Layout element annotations
__________

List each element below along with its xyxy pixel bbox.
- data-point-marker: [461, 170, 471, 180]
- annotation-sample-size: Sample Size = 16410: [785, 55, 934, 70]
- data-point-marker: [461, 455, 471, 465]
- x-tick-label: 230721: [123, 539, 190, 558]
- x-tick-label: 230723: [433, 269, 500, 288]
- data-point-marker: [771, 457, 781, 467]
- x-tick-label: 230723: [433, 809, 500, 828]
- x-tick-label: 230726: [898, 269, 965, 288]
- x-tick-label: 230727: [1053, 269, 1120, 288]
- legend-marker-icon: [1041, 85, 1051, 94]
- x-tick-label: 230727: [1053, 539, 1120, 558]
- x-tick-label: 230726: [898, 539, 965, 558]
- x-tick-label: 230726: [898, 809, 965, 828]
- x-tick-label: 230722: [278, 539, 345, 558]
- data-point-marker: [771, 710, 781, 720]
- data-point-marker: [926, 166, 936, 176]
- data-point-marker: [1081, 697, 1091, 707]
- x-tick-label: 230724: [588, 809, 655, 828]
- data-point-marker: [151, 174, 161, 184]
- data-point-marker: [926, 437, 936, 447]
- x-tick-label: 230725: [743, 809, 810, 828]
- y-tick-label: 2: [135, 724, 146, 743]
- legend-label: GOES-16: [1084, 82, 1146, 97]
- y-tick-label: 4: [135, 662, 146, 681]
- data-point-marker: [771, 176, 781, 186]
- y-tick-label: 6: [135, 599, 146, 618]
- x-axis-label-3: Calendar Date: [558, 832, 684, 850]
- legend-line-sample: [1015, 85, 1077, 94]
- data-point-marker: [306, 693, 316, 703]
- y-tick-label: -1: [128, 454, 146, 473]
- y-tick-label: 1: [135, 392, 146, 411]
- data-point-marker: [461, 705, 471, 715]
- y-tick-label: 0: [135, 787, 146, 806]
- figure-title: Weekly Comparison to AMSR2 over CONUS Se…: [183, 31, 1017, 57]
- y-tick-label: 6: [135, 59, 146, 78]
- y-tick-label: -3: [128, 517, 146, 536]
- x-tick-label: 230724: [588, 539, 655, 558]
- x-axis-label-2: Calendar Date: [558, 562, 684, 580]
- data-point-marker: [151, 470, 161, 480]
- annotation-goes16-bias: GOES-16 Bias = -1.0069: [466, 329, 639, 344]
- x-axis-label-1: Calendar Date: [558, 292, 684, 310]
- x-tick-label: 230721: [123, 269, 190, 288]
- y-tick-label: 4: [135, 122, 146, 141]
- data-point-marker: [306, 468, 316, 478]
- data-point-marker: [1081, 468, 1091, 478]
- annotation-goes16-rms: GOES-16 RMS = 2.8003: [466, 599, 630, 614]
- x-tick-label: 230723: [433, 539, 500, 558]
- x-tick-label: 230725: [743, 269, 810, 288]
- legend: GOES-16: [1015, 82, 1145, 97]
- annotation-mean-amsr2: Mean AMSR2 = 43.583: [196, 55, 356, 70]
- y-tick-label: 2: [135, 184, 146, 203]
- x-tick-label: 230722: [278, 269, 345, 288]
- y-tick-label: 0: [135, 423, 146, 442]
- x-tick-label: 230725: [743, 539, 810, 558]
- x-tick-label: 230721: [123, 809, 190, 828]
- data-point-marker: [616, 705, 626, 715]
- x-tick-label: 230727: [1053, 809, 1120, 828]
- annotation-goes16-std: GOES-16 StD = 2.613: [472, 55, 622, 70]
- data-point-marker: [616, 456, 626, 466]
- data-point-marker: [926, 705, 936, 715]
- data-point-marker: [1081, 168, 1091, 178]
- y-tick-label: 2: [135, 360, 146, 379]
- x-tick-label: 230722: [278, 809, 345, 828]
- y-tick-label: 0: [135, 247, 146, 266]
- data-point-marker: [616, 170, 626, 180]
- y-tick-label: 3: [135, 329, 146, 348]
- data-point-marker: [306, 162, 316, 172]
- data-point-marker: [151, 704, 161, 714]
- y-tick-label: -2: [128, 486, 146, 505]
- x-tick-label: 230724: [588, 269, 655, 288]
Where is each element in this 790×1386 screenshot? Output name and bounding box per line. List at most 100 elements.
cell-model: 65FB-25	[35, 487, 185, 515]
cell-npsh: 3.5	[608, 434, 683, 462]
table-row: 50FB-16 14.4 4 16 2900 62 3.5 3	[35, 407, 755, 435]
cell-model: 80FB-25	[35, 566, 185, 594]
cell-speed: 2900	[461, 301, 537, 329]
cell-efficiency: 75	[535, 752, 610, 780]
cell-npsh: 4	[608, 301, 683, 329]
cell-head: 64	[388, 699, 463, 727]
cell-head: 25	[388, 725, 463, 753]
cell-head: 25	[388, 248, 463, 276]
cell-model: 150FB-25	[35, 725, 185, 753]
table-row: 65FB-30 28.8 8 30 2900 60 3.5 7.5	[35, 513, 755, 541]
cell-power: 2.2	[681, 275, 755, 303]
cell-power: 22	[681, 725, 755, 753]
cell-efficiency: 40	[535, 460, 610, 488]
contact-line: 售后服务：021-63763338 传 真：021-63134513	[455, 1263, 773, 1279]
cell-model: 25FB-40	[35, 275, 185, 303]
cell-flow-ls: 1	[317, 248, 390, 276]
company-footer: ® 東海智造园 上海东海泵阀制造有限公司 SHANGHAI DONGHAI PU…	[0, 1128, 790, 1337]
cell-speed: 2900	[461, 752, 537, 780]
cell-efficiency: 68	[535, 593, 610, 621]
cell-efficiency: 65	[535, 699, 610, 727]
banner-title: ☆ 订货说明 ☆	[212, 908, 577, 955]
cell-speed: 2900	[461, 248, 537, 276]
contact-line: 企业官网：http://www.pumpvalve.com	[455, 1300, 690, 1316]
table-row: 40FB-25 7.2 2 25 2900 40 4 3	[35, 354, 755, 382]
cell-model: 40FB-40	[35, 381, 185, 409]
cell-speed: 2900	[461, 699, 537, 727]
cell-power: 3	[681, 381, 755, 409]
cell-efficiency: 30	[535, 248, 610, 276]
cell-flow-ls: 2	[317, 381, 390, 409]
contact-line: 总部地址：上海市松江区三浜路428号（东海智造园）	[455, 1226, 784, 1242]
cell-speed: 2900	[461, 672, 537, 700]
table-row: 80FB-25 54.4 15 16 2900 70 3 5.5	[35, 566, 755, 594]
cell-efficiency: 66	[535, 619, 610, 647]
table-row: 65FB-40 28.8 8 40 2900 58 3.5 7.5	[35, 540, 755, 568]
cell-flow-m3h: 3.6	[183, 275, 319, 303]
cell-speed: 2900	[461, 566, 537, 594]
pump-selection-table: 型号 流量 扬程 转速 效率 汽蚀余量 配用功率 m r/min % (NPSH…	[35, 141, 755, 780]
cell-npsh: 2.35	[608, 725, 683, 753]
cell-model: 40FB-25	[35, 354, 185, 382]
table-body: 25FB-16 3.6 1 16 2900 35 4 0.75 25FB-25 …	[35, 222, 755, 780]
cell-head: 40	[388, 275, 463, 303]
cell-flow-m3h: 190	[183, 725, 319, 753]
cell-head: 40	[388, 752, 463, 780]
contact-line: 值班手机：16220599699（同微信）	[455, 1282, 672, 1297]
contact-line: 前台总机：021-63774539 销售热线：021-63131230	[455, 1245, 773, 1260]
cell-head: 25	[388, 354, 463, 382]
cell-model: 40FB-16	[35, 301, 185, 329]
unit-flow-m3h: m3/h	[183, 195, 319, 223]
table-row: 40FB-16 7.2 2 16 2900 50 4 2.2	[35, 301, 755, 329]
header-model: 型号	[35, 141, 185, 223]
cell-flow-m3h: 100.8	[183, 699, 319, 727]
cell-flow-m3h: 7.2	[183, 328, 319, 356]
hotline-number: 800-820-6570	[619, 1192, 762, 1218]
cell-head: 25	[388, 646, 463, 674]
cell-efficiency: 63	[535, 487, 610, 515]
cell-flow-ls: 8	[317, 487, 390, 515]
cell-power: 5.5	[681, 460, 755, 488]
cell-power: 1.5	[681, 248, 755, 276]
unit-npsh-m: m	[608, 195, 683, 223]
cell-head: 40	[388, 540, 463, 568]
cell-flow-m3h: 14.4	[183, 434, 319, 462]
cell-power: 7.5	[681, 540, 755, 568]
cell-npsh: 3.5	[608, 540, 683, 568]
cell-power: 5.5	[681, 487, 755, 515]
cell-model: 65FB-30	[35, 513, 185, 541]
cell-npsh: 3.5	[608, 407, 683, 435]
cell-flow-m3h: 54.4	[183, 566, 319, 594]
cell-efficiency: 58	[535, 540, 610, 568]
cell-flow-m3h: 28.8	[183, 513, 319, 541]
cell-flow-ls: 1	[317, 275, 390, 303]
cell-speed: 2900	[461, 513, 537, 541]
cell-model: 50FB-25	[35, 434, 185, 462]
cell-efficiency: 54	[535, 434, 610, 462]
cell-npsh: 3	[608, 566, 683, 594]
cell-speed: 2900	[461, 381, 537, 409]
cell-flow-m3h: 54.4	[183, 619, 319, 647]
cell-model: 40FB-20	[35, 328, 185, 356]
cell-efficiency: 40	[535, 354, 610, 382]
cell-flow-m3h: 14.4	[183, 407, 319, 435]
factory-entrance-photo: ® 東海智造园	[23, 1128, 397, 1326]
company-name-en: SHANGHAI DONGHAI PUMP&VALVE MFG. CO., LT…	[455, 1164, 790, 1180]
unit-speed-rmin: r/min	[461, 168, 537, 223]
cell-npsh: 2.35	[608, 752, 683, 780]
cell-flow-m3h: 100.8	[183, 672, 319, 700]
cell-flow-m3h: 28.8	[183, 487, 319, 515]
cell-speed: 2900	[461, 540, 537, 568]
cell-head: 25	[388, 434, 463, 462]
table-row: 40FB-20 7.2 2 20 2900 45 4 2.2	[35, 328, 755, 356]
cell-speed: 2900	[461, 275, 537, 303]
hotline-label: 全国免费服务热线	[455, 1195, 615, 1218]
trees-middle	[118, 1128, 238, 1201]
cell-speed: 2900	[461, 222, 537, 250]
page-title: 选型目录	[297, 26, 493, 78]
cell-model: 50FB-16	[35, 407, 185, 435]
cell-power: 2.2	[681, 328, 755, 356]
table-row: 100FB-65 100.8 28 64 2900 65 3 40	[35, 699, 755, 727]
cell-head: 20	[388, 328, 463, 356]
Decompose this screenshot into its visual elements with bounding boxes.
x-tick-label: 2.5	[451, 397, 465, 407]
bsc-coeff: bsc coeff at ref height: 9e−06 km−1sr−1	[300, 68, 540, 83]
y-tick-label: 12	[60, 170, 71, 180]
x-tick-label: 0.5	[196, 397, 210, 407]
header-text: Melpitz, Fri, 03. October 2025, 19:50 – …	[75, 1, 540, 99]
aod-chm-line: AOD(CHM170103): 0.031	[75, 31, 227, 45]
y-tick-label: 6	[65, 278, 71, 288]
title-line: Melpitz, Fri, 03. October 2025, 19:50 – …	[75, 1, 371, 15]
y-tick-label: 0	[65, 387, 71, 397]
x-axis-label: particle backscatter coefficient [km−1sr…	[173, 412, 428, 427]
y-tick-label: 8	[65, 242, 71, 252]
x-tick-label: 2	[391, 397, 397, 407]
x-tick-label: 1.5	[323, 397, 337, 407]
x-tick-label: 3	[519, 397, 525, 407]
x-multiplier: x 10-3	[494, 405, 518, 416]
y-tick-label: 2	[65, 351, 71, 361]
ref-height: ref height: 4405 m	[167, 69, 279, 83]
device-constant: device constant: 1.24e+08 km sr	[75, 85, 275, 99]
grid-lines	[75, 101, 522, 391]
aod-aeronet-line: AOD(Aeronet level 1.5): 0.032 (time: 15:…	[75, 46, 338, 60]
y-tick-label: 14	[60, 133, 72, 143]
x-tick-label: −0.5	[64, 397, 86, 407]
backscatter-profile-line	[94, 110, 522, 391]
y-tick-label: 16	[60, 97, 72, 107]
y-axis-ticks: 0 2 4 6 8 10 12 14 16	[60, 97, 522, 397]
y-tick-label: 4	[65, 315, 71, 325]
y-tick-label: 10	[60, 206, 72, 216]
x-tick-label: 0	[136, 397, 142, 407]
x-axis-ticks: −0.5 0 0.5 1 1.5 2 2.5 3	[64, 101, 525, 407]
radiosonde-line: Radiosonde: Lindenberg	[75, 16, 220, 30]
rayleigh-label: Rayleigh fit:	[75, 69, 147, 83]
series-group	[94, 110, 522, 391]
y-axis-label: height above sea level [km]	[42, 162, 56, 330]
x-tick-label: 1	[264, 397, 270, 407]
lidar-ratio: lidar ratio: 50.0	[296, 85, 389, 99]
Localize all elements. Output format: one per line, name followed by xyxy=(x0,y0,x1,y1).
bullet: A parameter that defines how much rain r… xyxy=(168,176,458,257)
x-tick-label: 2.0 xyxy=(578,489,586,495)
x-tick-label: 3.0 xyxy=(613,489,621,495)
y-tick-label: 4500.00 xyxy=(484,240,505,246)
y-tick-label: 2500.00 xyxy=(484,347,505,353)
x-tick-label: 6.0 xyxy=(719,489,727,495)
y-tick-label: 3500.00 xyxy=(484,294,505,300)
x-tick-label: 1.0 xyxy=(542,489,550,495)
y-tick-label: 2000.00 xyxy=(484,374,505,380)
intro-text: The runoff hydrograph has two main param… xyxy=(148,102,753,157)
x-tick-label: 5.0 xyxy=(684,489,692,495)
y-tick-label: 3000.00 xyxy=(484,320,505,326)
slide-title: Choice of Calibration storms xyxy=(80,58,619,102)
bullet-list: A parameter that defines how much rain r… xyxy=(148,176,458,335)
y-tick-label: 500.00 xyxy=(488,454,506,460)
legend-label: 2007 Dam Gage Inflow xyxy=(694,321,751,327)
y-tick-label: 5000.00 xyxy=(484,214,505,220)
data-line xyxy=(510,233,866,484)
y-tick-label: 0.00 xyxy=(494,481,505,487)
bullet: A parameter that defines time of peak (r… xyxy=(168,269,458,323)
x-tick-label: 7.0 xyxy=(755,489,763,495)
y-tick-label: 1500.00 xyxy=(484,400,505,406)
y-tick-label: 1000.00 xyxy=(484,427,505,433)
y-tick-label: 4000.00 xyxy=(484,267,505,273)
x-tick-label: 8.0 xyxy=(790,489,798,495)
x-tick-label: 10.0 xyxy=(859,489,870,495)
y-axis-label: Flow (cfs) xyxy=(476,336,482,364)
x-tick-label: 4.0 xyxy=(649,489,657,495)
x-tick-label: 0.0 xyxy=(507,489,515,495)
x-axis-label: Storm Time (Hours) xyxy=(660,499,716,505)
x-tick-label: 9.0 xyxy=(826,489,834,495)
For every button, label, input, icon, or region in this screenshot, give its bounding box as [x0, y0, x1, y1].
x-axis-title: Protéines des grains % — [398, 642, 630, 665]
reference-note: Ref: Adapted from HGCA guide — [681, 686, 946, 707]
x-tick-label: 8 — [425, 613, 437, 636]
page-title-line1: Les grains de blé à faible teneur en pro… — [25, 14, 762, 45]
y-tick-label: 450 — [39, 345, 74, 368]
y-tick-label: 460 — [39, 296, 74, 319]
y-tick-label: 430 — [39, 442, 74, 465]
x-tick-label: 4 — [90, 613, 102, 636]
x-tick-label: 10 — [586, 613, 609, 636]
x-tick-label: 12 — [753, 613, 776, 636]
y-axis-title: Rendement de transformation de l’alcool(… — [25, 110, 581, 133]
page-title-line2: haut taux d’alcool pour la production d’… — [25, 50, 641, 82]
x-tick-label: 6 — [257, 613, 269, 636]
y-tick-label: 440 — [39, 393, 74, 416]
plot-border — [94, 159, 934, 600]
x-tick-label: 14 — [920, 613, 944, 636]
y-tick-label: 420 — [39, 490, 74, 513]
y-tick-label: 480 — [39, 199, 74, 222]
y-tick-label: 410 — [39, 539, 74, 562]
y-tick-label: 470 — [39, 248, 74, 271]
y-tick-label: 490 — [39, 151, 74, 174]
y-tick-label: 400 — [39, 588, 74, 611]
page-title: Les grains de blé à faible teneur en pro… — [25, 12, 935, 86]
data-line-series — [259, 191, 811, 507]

__________

Reproduce the listing as a numbered list, from its first line through the line containing "- y-tick-label: 0: [135, 787, 146, 806]", leaving out any blank lines.

1. List each element below along with its xyxy pixel bbox.
2. - data-point-marker: [461, 170, 471, 180]
3. - annotation-sample-size: Sample Size = 16410: [785, 55, 934, 70]
4. - data-point-marker: [461, 455, 471, 465]
5. - x-tick-label: 230721: [123, 539, 190, 558]
6. - x-tick-label: 230723: [433, 269, 500, 288]
7. - data-point-marker: [771, 457, 781, 467]
8. - x-tick-label: 230723: [433, 809, 500, 828]
9. - x-tick-label: 230726: [898, 269, 965, 288]
10. - x-tick-label: 230727: [1053, 269, 1120, 288]
11. - legend-marker-icon: [1041, 85, 1051, 94]
12. - x-tick-label: 230727: [1053, 539, 1120, 558]
13. - x-tick-label: 230726: [898, 539, 965, 558]
14. - x-tick-label: 230726: [898, 809, 965, 828]
15. - x-tick-label: 230722: [278, 539, 345, 558]
16. - data-point-marker: [771, 710, 781, 720]
17. - data-point-marker: [926, 166, 936, 176]
18. - data-point-marker: [1081, 697, 1091, 707]
19. - x-tick-label: 230724: [588, 809, 655, 828]
20. - data-point-marker: [151, 174, 161, 184]
21. - data-point-marker: [926, 437, 936, 447]
22. - x-tick-label: 230725: [743, 809, 810, 828]
23. - y-tick-label: 2: [135, 724, 146, 743]
24. - legend-label: GOES-16: [1084, 82, 1146, 97]
25. - y-tick-label: 4: [135, 662, 146, 681]
26. - data-point-marker: [771, 176, 781, 186]
27. - y-tick-label: 6: [135, 599, 146, 618]
28. - x-axis-label-3: Calendar Date: [558, 832, 684, 850]
29. - legend-line-sample: [1015, 85, 1077, 94]
30. - data-point-marker: [306, 693, 316, 703]
31. - y-tick-label: -1: [128, 454, 146, 473]
32. - y-tick-label: 1: [135, 392, 146, 411]
33. - data-point-marker: [461, 705, 471, 715]
34. - y-tick-label: 0: [135, 787, 146, 806]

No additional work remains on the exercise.